元の文章.
人間は恒温動物であり、体温を一定に保つ機能が備わっています。冷え性は、この体温調節機能のトラブルが原因で起こります。体温調節機能と冷え性の関係をまとめました。

冷え性は、体温調節機能のトラブルが原因

ご存知の通り人間は恒温動物です。寒いところでも暑いところでも、体温を一定に保つ機能が体に備わっています。もちろん、マイナス30℃など気温の極端な場所では無理ですが、周囲との温度差がだいたい30℃以内であれば自力で体温を維持できるといわれています。
冷え性は、この体温調節機能のトラブルが原因で起こります。その関係をまとめました。

体温調節のしくみ その1

周囲の気温が下がると皮膚から脳に「寒い・冷たい」という情報が伝達されます。

●冷え性の原因

皮膚にある、温度を感じる神経の機能が鈍くなっています。

体温調節のしくみ1

  • 冷暖房完備の生活では、夏も冬も内と外の温度差が激しくなります。こういったところを出入りする生活を続けているために、気温の変化を感じる神経が鈍くなってしまいます。
  • 夏も冬もビールやジュースなど冷たい飲み物や食べ物をとるため、内臓内の温度調節機能も鈍くなってしまいます。
  • ハイヒールなど足に合わない靴をはき続けることで、温度を感じる神経をはじめ、足先の感覚が鈍ってしまいます。

体温調節のしくみ その2

脳内の自律神経から、体温調節のための指令が体の各器官に送られます。

●冷え性の原因

自律神経がうまく機能しなくなります(自律神経失調)。

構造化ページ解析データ
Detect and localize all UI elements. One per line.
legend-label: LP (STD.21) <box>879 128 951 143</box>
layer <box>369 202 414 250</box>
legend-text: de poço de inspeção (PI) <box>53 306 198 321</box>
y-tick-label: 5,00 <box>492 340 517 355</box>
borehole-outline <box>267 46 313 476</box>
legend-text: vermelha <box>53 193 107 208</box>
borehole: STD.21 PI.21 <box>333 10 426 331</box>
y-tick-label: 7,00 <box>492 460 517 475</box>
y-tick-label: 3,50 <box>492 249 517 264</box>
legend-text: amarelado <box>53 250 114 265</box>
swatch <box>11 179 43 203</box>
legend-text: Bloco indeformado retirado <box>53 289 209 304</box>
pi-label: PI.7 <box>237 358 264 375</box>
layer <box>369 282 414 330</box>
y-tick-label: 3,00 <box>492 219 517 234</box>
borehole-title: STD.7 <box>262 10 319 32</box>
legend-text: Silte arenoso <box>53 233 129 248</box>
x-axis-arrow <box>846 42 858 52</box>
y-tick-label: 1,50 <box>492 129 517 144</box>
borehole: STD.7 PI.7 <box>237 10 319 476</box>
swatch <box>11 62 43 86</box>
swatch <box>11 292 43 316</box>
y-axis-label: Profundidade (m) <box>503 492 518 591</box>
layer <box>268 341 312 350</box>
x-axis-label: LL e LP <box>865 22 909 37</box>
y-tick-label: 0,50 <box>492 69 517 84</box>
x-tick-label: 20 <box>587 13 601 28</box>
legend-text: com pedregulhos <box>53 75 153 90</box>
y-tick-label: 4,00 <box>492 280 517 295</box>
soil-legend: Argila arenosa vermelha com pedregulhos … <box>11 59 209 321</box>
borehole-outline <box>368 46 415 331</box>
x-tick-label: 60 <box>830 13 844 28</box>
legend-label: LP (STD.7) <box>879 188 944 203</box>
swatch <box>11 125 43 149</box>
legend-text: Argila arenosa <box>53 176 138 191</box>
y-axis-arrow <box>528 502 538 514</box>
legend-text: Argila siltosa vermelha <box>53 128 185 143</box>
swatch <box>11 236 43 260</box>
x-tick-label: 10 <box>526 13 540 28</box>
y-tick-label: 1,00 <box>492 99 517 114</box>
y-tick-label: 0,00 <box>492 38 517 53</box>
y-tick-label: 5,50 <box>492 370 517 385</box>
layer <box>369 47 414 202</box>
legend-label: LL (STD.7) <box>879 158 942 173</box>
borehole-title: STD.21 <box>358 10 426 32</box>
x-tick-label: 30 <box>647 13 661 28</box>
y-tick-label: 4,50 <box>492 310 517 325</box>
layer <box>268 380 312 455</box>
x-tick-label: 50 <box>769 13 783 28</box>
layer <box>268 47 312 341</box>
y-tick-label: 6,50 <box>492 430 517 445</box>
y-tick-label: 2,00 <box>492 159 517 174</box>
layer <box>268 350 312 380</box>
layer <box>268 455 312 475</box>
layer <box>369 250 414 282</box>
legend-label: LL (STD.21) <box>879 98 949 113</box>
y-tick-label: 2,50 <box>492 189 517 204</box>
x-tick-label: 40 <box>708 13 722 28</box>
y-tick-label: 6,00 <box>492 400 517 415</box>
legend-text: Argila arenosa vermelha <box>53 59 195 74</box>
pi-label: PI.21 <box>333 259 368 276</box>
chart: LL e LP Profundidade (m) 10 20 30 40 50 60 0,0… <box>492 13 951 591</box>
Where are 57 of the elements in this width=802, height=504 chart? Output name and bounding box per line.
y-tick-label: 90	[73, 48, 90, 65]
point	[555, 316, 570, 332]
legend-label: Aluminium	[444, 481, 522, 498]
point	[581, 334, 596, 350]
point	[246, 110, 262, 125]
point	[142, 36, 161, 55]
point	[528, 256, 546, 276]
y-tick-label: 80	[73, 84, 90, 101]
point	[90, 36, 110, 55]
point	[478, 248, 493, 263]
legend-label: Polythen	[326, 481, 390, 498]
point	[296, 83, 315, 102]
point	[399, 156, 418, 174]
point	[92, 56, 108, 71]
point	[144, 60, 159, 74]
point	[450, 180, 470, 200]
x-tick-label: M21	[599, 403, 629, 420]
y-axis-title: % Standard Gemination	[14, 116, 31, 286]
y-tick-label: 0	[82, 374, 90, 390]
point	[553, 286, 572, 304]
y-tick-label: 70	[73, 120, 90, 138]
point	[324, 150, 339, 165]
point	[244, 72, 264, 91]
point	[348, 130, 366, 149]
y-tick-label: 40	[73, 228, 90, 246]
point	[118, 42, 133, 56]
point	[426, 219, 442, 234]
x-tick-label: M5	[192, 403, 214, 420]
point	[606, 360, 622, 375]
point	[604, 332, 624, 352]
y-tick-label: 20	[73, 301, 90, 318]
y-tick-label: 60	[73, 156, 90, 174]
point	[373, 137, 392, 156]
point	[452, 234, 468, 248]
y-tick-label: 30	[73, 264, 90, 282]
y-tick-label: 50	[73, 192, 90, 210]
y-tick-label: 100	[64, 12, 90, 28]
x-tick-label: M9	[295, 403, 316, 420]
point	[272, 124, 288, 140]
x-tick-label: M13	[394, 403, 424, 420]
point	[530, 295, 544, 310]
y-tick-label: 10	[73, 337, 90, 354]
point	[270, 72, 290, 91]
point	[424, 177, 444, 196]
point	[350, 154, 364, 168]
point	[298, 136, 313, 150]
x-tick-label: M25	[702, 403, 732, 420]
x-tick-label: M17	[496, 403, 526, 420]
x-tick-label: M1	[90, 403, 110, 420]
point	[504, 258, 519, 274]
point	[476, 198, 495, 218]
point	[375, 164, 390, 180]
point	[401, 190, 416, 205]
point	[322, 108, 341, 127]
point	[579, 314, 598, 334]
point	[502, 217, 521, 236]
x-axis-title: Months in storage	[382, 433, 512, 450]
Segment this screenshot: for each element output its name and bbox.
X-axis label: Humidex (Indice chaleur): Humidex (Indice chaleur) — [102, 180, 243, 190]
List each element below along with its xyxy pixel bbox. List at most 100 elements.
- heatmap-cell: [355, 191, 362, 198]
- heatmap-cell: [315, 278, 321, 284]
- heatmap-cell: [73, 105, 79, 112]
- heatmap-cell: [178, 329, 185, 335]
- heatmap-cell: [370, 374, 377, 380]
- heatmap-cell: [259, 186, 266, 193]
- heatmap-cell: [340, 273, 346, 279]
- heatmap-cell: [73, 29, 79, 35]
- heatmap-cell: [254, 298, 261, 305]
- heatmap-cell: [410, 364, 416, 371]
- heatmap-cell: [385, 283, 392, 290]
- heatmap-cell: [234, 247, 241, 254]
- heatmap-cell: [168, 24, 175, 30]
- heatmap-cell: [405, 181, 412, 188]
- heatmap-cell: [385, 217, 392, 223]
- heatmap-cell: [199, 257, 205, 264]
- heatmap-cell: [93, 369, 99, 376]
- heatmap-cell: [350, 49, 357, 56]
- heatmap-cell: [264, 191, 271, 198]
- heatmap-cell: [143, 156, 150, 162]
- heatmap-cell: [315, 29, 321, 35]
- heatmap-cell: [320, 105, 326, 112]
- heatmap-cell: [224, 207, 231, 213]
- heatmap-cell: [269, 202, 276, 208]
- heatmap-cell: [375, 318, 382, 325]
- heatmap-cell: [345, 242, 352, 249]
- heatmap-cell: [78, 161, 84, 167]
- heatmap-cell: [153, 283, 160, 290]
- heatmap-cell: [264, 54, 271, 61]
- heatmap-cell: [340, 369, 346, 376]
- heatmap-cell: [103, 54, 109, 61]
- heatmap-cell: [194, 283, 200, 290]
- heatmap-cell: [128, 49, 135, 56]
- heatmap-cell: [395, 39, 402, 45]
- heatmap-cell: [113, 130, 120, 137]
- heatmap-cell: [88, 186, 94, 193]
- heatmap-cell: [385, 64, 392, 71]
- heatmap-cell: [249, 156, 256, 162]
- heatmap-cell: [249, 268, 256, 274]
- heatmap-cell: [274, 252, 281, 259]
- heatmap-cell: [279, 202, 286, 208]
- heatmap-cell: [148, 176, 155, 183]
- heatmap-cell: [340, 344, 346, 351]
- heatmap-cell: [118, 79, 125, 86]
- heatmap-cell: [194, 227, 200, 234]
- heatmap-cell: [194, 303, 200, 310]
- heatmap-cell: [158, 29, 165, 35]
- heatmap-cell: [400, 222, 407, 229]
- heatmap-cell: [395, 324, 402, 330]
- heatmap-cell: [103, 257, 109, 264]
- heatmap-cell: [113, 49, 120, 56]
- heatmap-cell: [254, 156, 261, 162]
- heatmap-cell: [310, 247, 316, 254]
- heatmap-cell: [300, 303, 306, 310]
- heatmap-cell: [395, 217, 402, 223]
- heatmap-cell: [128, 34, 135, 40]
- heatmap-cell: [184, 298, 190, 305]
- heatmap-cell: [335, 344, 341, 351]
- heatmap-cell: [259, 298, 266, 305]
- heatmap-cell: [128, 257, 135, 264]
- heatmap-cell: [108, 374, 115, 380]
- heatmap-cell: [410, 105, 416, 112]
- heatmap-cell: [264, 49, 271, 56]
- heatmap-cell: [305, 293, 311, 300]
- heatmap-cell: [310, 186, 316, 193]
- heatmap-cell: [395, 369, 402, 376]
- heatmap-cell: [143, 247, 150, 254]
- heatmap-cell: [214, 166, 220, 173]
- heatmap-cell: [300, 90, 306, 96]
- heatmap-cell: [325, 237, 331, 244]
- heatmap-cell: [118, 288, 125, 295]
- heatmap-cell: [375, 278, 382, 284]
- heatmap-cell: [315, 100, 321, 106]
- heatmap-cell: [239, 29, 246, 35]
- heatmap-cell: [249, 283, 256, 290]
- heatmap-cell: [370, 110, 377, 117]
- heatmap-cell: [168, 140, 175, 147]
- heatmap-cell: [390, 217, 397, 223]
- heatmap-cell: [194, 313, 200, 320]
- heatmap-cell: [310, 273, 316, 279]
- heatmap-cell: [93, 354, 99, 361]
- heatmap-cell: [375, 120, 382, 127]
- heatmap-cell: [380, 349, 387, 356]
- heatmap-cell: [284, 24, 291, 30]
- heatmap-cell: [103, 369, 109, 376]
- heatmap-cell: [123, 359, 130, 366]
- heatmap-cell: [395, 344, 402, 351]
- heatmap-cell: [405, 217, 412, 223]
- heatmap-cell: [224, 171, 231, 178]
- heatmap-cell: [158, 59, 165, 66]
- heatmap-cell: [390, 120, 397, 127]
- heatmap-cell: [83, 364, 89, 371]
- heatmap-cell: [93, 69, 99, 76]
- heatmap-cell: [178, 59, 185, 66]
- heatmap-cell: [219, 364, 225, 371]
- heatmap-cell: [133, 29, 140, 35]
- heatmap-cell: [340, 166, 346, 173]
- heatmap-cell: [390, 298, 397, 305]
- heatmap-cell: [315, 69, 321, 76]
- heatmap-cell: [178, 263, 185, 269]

やること.
a) 冷え性についての文章で、温度を感じる神経などの働きが鈍くなる原因として挙げられている生活習慣をすべて挙げてください。
b) 冷え性についての文章のうち、「ご存知の通り人間は恒温動物で」で始まり「周囲の気温が下がると皮膚から脳に「寒い・冷たい」という情報が伝達されます。」で終わる部分を、そのまま書き写してください。
c) 冷え性と体温調節についての文章の続きを書いてください。

回答一覧.
a)
・冷暖房完備の場所と外を出入りし、夏も冬も内と外の激しい温度差の中で暮らすこと
・夏も冬もビールやジュースなど冷たい飲み物や食べ物をとること
・ハイヒールなど足に合わない靴をはき続けること

b)
ご存知の通り人間は恒温動物です。寒いところでも暑いところでも、体温を一定に保つ機能が体に備わっています。もちろん、マイナス30℃など気温の極端な場所では無理ですが、周囲との温度差がだいたい30℃以内であれば自力で体温を維持できるといわれています。
冷え性は、この体温調節機能のトラブルが原因で起こります。その関係をまとめました。

体温調節のしくみ その1

周囲の気温が下がると皮膚から脳に「寒い・冷たい」という情報が伝達されます。

c)
体温調節のしくみ2

  • 自律神経は、喜怒哀楽などの感情をコントロールする神経中枢(交感神経、副交感神経)の影響を受けているため、強いストレスが続くと上手く機能しなくなることがあります。
  • 自律神経は、女性ホルモンの分泌をコントロールする神経とも密接な関係にあります。このため、出産、閉経時などに自律神経のバランスが崩れ、冷え性になる女性が多いようです。

体温調節のしくみ その3

皮膚の毛細血管が一時的に収縮し、皮膚からの体温の放熱を防ぎます。

●冷え性の原因

血流が悪いため末端まで暖かい血液が流れにくくなります。

体温調節のしくみ3

  • 動脈硬化などが原因で血管が細くなり、末端の毛細血管に温かい血液が流れにくくなっています。
  • 静脈の流れが悪いため、動脈の血液が体中にいきわたる前に冷えてしまいます。この状態を「静脈のうっ血」といい、手足のほか下腹部でもよく起こり、女性の腰の冷え性の主な原因になっています。
  • 貧血(血液の量が少ない)、低血圧(血液を全身に流れさせる力が弱い)のため、温かい血液が毛細血管まで届きません。